-- START Material for the task --

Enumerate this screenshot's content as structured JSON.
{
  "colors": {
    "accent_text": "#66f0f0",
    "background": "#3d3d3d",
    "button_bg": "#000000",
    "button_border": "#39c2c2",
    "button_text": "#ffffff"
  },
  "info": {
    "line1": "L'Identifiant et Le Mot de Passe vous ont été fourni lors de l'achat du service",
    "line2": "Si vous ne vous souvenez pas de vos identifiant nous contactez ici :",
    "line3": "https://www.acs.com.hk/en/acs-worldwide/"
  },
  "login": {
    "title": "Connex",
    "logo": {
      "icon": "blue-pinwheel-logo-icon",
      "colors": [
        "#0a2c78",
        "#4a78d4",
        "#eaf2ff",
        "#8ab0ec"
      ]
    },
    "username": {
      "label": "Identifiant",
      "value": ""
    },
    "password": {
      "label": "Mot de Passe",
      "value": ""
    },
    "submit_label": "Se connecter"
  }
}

-- END Material for the task --
-- START Material for the task --

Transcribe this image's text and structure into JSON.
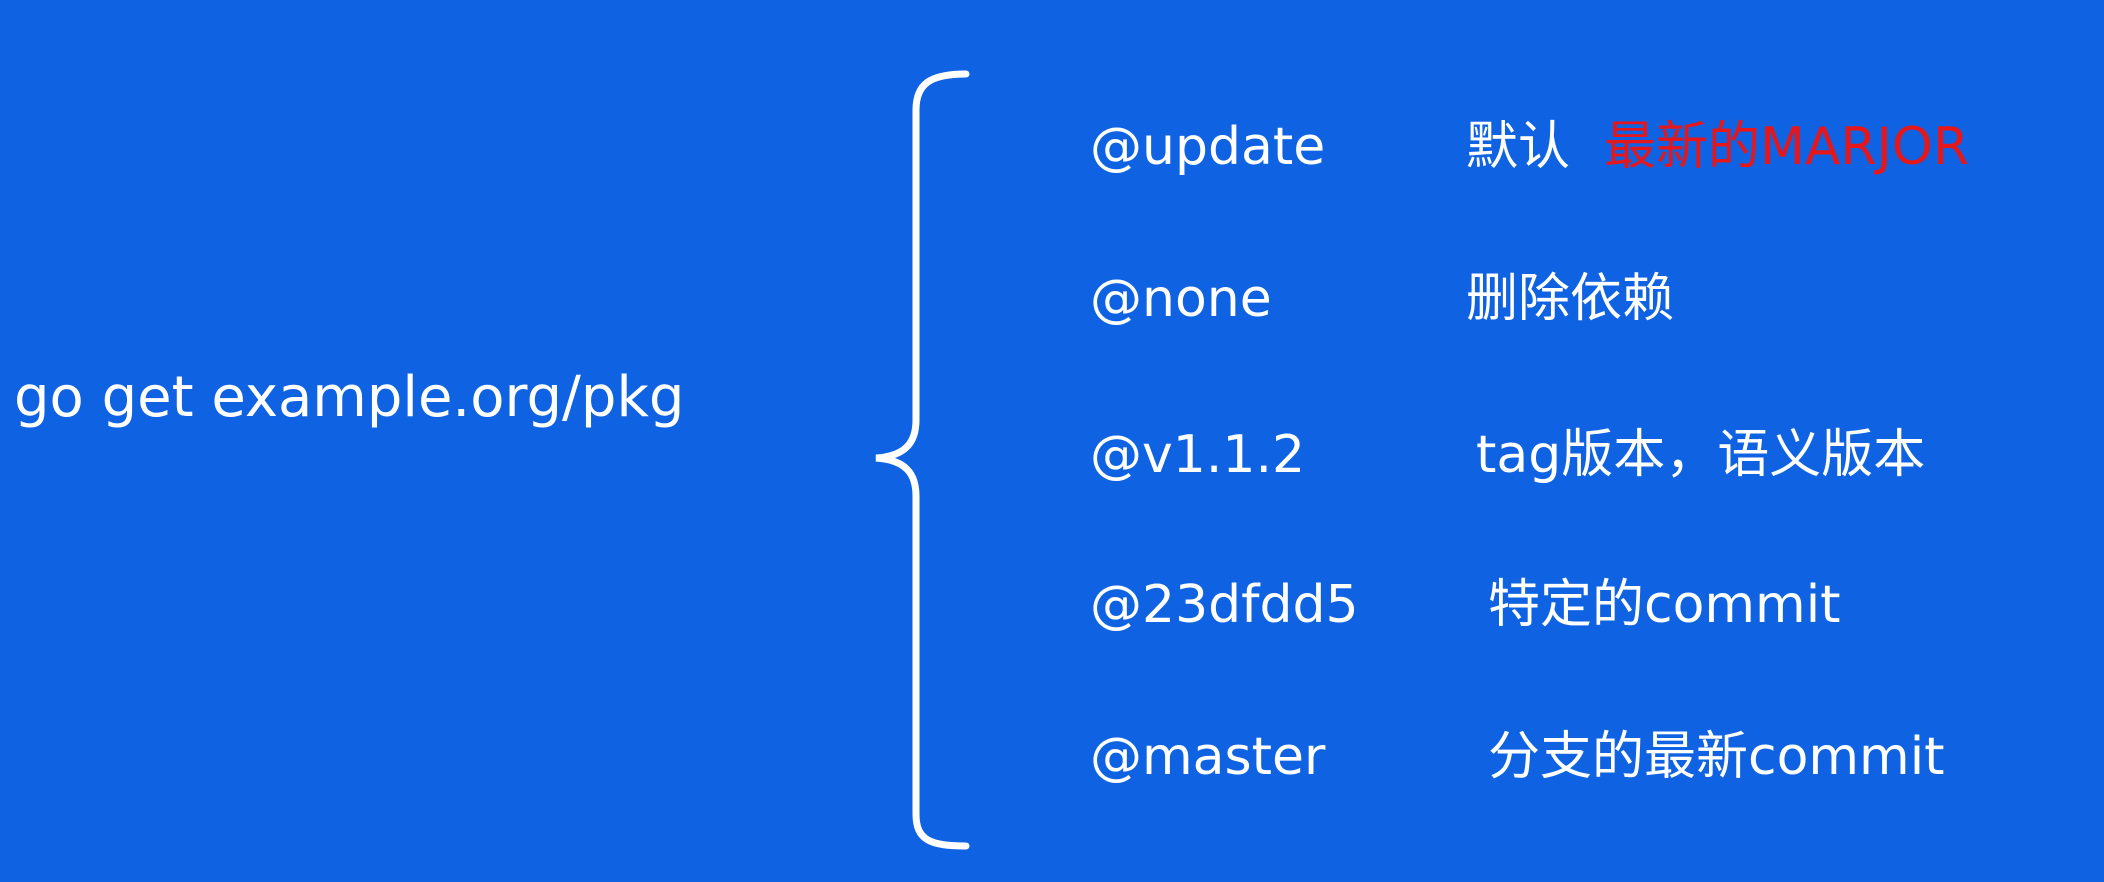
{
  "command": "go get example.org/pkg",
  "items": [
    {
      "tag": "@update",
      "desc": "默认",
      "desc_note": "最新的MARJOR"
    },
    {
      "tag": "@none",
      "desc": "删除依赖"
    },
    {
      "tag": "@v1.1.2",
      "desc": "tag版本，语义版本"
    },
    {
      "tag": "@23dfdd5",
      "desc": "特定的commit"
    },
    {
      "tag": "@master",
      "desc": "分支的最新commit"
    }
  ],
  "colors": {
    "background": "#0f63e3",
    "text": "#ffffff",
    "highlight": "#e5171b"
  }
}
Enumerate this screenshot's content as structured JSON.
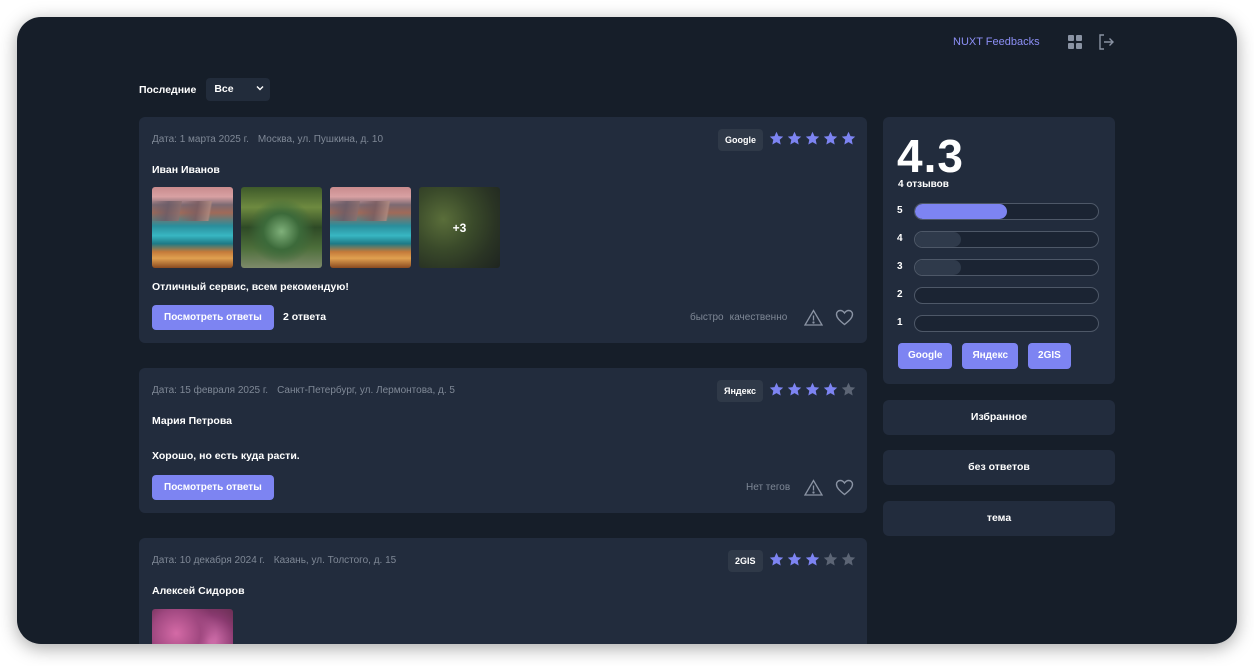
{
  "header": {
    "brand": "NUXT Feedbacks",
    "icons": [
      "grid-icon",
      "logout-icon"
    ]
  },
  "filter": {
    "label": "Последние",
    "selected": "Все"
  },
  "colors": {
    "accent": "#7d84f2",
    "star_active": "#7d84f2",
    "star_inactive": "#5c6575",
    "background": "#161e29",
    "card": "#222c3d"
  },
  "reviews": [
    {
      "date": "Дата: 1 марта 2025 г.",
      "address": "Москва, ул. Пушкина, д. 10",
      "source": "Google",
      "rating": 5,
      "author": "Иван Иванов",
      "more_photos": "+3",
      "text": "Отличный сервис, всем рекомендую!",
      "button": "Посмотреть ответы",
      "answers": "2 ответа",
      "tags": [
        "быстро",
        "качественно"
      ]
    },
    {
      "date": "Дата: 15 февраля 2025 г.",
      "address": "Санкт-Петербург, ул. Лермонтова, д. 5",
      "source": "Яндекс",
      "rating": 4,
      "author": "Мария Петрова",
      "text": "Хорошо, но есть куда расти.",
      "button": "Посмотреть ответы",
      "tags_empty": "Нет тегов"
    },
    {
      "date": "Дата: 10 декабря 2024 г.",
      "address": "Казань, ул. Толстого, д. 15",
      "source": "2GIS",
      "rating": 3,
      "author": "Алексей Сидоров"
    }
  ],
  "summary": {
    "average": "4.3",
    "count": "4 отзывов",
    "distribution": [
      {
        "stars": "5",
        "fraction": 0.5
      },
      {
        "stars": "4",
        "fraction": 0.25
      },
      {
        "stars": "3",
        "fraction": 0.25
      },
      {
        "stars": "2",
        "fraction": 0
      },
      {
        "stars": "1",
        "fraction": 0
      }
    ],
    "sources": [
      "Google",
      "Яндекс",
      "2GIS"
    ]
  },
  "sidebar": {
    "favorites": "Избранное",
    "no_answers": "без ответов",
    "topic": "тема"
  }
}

-- END Material for the task --
-- START Material for the task --

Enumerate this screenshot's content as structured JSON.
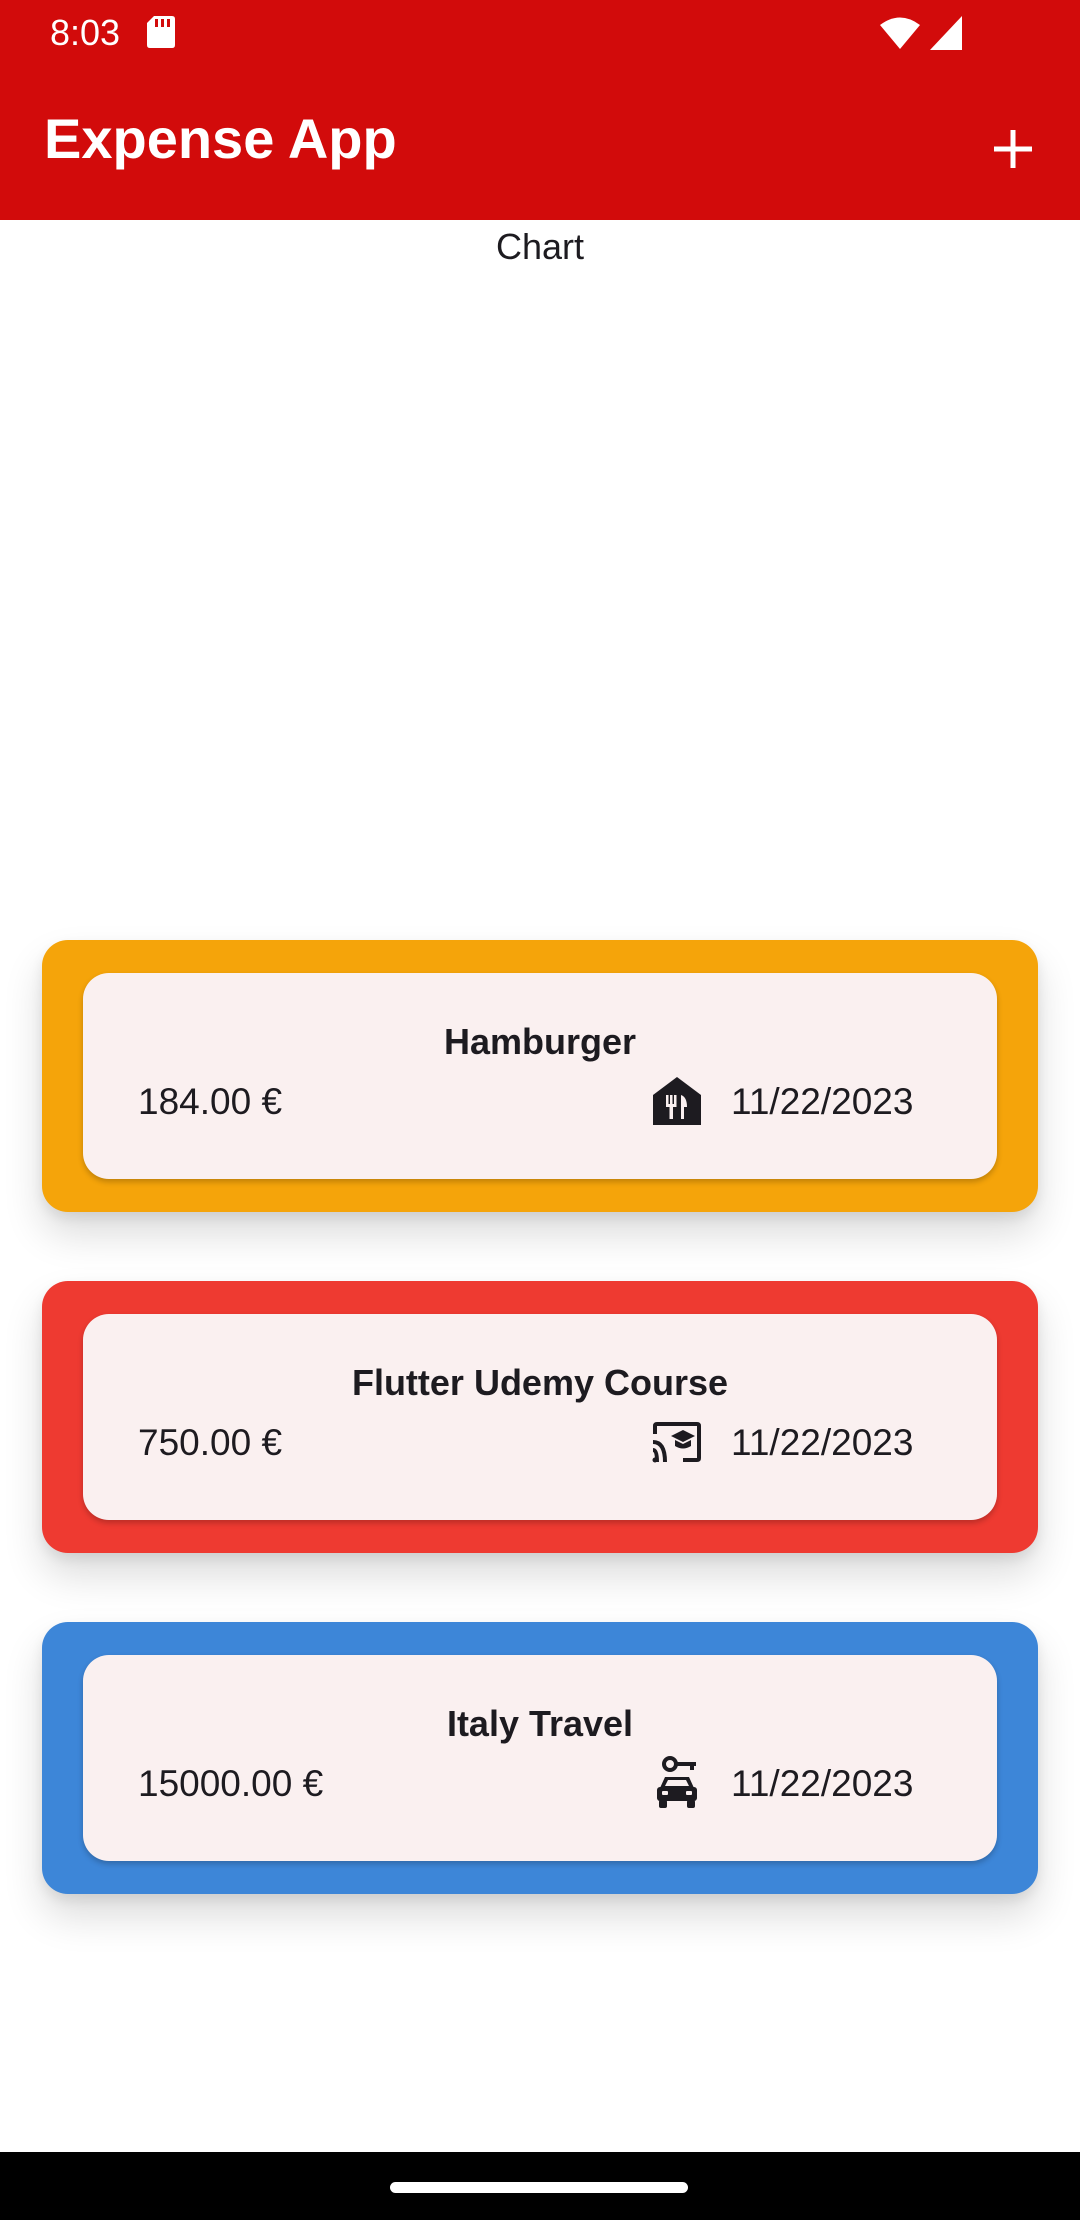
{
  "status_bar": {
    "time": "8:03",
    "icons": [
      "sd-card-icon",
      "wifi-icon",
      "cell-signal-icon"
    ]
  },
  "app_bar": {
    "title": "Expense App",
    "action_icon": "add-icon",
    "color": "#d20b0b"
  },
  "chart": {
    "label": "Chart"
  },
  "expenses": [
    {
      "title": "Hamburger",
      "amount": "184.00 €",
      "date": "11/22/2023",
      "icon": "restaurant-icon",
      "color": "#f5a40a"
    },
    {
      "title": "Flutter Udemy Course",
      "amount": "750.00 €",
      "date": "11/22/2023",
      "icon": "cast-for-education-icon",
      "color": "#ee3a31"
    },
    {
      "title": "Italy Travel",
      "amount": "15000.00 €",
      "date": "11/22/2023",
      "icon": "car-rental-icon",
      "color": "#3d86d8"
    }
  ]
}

-- END Material for the task --

◆ Problem to work on ◆
Find each line that has the word "author", then copy it out.

◆ Solution ◆
      "author": "Иван Иванов",
      "author": "Мария Петрова",
      "author": "Алексей Сидоров"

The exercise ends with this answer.